◆ Work instructions
All of the records listed below should be retyped exactly.

◆ Dataset rows about figures
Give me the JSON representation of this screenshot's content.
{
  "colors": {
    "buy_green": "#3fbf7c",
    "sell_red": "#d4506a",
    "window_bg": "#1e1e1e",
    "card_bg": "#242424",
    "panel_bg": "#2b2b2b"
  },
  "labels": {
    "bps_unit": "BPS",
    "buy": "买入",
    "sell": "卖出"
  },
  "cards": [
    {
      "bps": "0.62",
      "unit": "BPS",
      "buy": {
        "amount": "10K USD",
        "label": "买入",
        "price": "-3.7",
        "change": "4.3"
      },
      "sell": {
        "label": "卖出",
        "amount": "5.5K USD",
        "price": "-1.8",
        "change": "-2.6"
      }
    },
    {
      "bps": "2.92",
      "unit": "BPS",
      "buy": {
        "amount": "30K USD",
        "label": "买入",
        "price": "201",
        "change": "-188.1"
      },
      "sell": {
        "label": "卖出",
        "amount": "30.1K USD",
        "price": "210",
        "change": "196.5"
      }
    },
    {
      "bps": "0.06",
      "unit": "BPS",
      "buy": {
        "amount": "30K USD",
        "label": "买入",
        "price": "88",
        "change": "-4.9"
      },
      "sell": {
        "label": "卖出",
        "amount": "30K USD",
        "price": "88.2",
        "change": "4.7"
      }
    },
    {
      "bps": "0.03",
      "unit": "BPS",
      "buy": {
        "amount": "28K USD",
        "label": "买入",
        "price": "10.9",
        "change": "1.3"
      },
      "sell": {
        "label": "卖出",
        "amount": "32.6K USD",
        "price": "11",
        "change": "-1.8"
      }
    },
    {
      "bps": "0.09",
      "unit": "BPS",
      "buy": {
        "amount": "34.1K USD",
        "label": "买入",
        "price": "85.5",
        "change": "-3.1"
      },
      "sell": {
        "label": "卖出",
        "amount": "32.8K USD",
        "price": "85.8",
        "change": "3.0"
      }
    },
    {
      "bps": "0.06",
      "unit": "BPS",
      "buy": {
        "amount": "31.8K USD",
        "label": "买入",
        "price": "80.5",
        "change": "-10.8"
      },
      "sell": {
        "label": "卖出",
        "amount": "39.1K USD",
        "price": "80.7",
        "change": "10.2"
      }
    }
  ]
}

◆ Solution to this problem
Give me the JSON representation of this screenshot's content.
{
  "colors": {
    "buy_green": "#3fbf7c",
    "sell_red": "#d4506a",
    "window_bg": "#1e1e1e",
    "card_bg": "#242424",
    "panel_bg": "#2b2b2b"
  },
  "labels": {
    "bps_unit": "BPS",
    "buy": "买入",
    "sell": "卖出"
  },
  "cards": [
    {
      "bps": "0.62",
      "unit": "BPS",
      "buy": {
        "amount": "10K USD",
        "label": "买入",
        "price": "-3.7",
        "change": "4.3"
      },
      "sell": {
        "label": "卖出",
        "amount": "5.5K USD",
        "price": "-1.8",
        "change": "-2.6"
      }
    },
    {
      "bps": "2.92",
      "unit": "BPS",
      "buy": {
        "amount": "30K USD",
        "label": "买入",
        "price": "201",
        "change": "-188.1"
      },
      "sell": {
        "label": "卖出",
        "amount": "30.1K USD",
        "price": "210",
        "change": "196.5"
      }
    },
    {
      "bps": "0.06",
      "unit": "BPS",
      "buy": {
        "amount": "30K USD",
        "label": "买入",
        "price": "88",
        "change": "-4.9"
      },
      "sell": {
        "label": "卖出",
        "amount": "30K USD",
        "price": "88.2",
        "change": "4.7"
      }
    },
    {
      "bps": "0.03",
      "unit": "BPS",
      "buy": {
        "amount": "28K USD",
        "label": "买入",
        "price": "10.9",
        "change": "1.3"
      },
      "sell": {
        "label": "卖出",
        "amount": "32.6K USD",
        "price": "11",
        "change": "-1.8"
      }
    },
    {
      "bps": "0.09",
      "unit": "BPS",
      "buy": {
        "amount": "34.1K USD",
        "label": "买入",
        "price": "85.5",
        "change": "-3.1"
      },
      "sell": {
        "label": "卖出",
        "amount": "32.8K USD",
        "price": "85.8",
        "change": "3.0"
      }
    },
    {
      "bps": "0.06",
      "unit": "BPS",
      "buy": {
        "amount": "31.8K USD",
        "label": "买入",
        "price": "80.5",
        "change": "-10.8"
      },
      "sell": {
        "label": "卖出",
        "amount": "39.1K USD",
        "price": "80.7",
        "change": "10.2"
      }
    }
  ]
}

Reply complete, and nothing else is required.